=== PROVIDED DATA ===

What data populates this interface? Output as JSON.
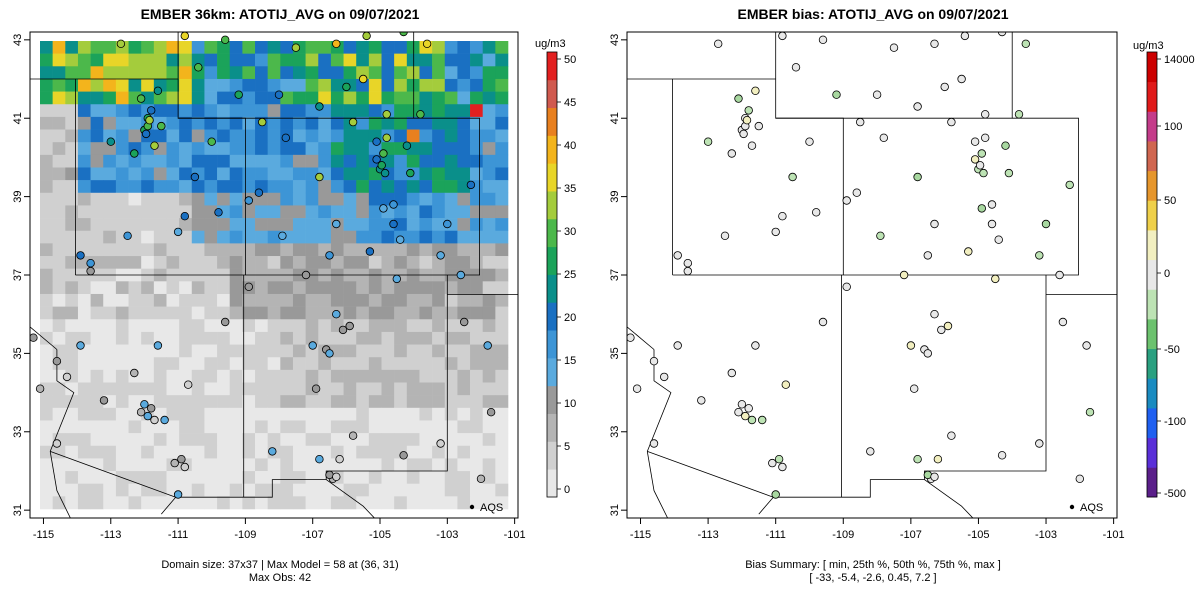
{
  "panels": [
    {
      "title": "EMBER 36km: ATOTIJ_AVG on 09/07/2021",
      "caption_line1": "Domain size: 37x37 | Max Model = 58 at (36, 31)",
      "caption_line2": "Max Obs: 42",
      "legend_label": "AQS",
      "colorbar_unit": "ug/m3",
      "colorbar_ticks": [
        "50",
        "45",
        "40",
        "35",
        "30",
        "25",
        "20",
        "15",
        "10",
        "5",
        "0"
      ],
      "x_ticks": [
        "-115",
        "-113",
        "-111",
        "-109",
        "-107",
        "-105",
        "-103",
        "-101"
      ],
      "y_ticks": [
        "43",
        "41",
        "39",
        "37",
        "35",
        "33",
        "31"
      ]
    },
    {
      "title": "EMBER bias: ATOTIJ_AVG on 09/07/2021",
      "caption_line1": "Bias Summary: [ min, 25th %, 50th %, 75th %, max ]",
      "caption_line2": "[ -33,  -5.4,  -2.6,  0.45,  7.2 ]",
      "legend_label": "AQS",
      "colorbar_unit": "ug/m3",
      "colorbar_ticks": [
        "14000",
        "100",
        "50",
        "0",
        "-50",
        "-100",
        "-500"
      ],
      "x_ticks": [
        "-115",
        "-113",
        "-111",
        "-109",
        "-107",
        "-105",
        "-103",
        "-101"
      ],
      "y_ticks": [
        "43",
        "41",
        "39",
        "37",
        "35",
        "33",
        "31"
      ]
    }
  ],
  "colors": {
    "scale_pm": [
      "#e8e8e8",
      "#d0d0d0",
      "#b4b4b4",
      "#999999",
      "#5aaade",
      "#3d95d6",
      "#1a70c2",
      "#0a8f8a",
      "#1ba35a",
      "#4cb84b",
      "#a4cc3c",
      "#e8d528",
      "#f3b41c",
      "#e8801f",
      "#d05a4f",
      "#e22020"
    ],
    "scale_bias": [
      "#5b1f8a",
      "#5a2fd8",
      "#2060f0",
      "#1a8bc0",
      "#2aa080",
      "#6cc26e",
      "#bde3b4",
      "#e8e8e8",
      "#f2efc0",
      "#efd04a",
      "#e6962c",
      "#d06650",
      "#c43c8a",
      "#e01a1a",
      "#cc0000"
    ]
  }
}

===
=== PROVIDED DATA ===

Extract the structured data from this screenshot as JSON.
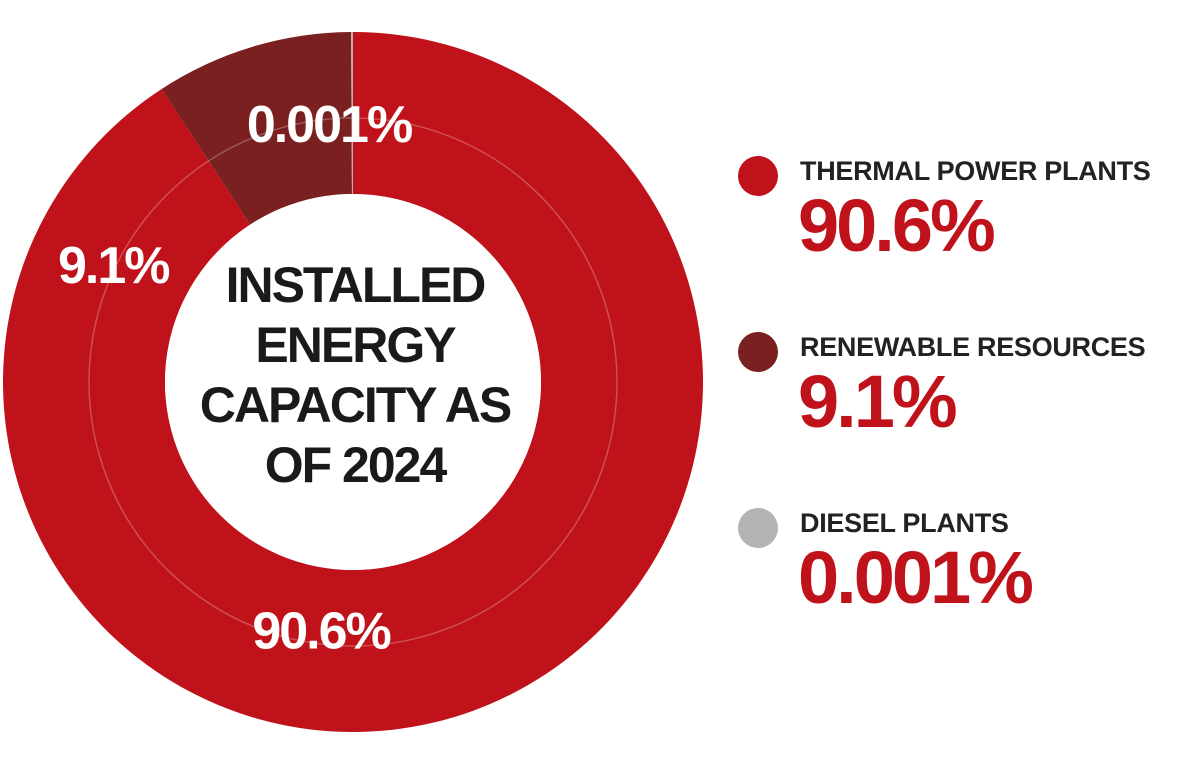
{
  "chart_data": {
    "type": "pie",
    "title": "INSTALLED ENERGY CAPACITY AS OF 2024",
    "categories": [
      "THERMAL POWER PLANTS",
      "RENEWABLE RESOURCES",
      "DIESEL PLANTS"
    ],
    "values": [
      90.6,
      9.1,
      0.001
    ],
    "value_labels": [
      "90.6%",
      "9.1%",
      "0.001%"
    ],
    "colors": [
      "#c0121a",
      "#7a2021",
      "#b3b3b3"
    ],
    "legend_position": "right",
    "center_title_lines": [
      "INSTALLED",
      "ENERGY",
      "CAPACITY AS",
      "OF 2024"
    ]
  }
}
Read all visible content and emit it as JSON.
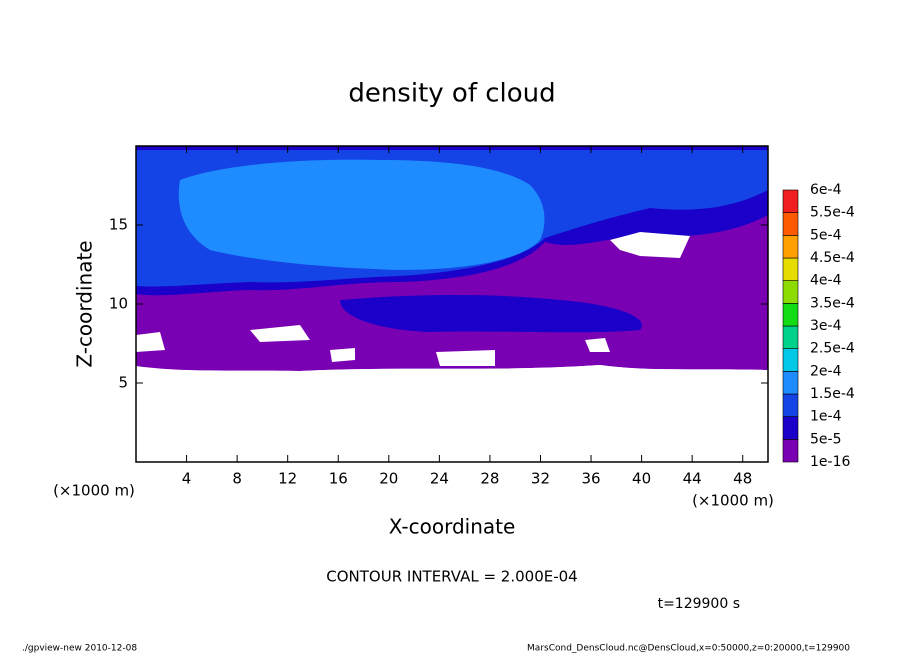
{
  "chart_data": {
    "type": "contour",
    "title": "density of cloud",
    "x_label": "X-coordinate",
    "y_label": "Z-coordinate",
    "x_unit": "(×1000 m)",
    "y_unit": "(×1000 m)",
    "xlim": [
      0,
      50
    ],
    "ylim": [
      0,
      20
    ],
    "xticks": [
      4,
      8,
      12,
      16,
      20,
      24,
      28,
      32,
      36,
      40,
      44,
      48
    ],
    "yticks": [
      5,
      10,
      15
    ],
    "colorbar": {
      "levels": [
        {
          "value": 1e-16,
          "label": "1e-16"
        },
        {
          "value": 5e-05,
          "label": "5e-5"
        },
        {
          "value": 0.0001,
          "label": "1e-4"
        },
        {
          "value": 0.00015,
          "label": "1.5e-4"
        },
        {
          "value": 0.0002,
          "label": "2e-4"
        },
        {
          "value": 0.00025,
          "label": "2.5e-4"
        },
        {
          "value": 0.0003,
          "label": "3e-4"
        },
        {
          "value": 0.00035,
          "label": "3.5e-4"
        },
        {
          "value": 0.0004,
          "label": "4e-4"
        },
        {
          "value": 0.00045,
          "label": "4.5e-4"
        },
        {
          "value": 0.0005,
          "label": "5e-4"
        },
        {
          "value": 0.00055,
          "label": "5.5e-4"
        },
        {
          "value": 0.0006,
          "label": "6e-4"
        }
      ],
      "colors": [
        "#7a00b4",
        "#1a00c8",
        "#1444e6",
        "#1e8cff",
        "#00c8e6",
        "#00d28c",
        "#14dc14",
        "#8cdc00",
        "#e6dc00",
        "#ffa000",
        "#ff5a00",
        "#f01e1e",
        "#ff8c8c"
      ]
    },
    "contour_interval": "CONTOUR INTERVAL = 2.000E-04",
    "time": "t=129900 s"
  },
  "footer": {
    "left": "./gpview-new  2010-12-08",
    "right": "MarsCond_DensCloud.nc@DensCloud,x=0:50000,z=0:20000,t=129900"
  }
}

===

WHAT IS NEEDED:
Identify every line above with the string "INSTALLED" in it. Copy those lines.

THE COMPLETED TASK:
    "title": "INSTALLED ENERGY CAPACITY AS OF 2024",
      "INSTALLED",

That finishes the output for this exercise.